## What to work on
Reproduce the rows between the line containing "category-label-3: SLK (778, 489, 820, 511)" and the line containing "category-label-1: SLK (327, 489, 369, 511)", inclusive, exactly as they appear.

--- Start ---

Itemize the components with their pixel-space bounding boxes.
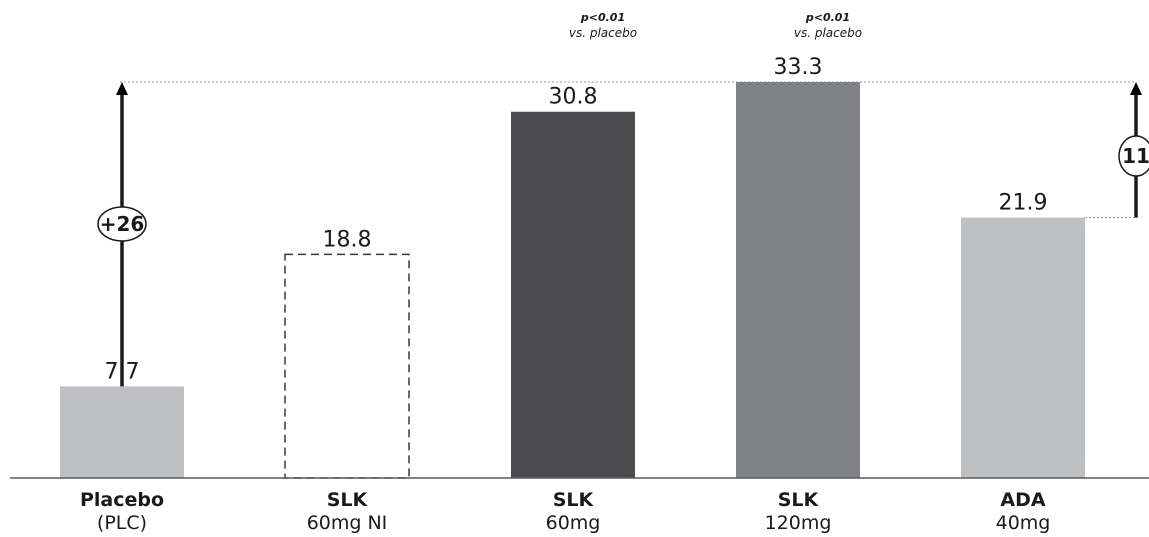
category-label-3: SLK (778, 489, 820, 511)
bars (60, 82, 1085, 479)
difference-label-0: +26 (100, 212, 145, 236)
value-label-2: 30.8 (549, 85, 598, 110)
arrow-head-0 (116, 82, 128, 95)
difference-badge-1 (1118, 135, 1149, 177)
bar-3 (736, 82, 860, 478)
category-label-0: Placebo (80, 489, 164, 511)
bar-4 (961, 217, 1085, 478)
category-sublabel-4: 40mg (996, 512, 1051, 534)
arrow-head-1 (1130, 82, 1142, 95)
category-sublabel-0: (PLC) (97, 512, 147, 534)
category-label-2: SLK (553, 489, 595, 511)
difference-badge-0 (97, 206, 147, 242)
value-label-1: 18.8 (323, 227, 372, 252)
category-sublabel-3: 120mg (765, 512, 832, 534)
category-label-4: ADA (1000, 489, 1045, 511)
value-label-3: 33.3 (774, 55, 823, 80)
p-value-sublabel-1: vs. placebo (794, 26, 862, 40)
difference-arrows: +26 11 (97, 82, 1149, 387)
bar-0 (60, 386, 184, 478)
category-sublabel-2: 60mg (546, 512, 601, 534)
bar-1 (284, 253, 410, 479)
reference-lines (120, 81, 1136, 219)
category-sublabel-1: 60mg NI (307, 512, 388, 534)
bar-2 (511, 111, 635, 478)
value-label-4: 21.9 (999, 191, 1048, 216)
category-label-1: SLK (327, 489, 369, 511)
value-label-0: 7.7 (105, 359, 140, 384)
difference-label-1: 11 (1122, 144, 1149, 168)
p-value-label-1: p<0.01 (805, 11, 850, 24)
p-value-label-0: p<0.01 (580, 11, 625, 24)
p-value-sublabel-0: vs. placebo (569, 26, 637, 40)
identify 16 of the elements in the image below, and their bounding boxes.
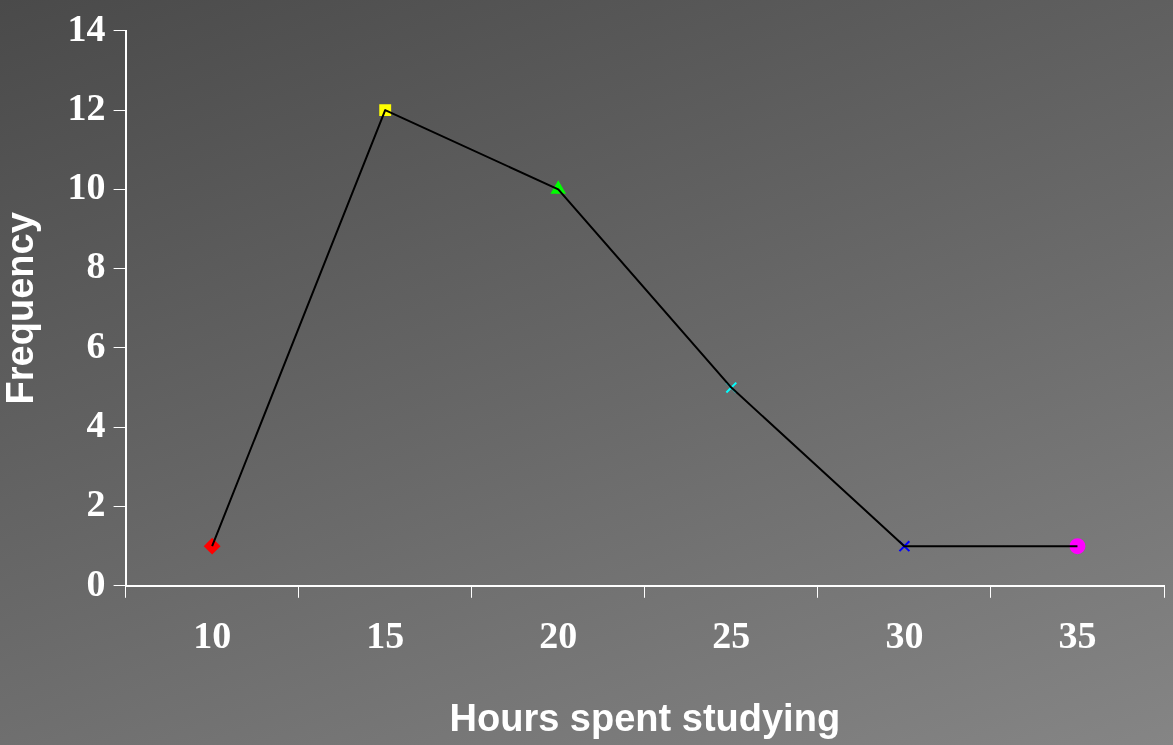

--- End ---

## Exercise solution
category-label-3: SLK (778, 489, 820, 511)
bars (60, 82, 1085, 479)
difference-label-0: +26 (100, 212, 145, 236)
value-label-2: 30.8 (549, 85, 598, 110)
arrow-head-0 (116, 82, 128, 95)
difference-badge-1 (1118, 135, 1149, 177)
bar-3 (736, 82, 860, 478)
category-label-0: Placebo (80, 489, 164, 511)
bar-4 (961, 217, 1085, 478)
category-sublabel-4: 40mg (996, 512, 1051, 534)
arrow-head-1 (1130, 82, 1142, 95)
category-sublabel-0: (PLC) (97, 512, 147, 534)
category-label-2: SLK (553, 489, 595, 511)
difference-badge-0 (97, 206, 147, 242)
value-label-1: 18.8 (323, 227, 372, 252)
category-sublabel-3: 120mg (765, 512, 832, 534)
category-label-4: ADA (1000, 489, 1045, 511)
value-label-3: 33.3 (774, 55, 823, 80)
p-value-sublabel-1: vs. placebo (794, 26, 862, 40)
difference-arrows: +26 11 (97, 82, 1149, 387)
bar-0 (60, 386, 184, 478)
category-sublabel-2: 60mg (546, 512, 601, 534)
bar-1 (284, 253, 410, 479)
reference-lines (120, 81, 1136, 219)
category-sublabel-1: 60mg NI (307, 512, 388, 534)
bar-2 (511, 111, 635, 478)
value-label-4: 21.9 (999, 191, 1048, 216)
category-label-1: SLK (327, 489, 369, 511)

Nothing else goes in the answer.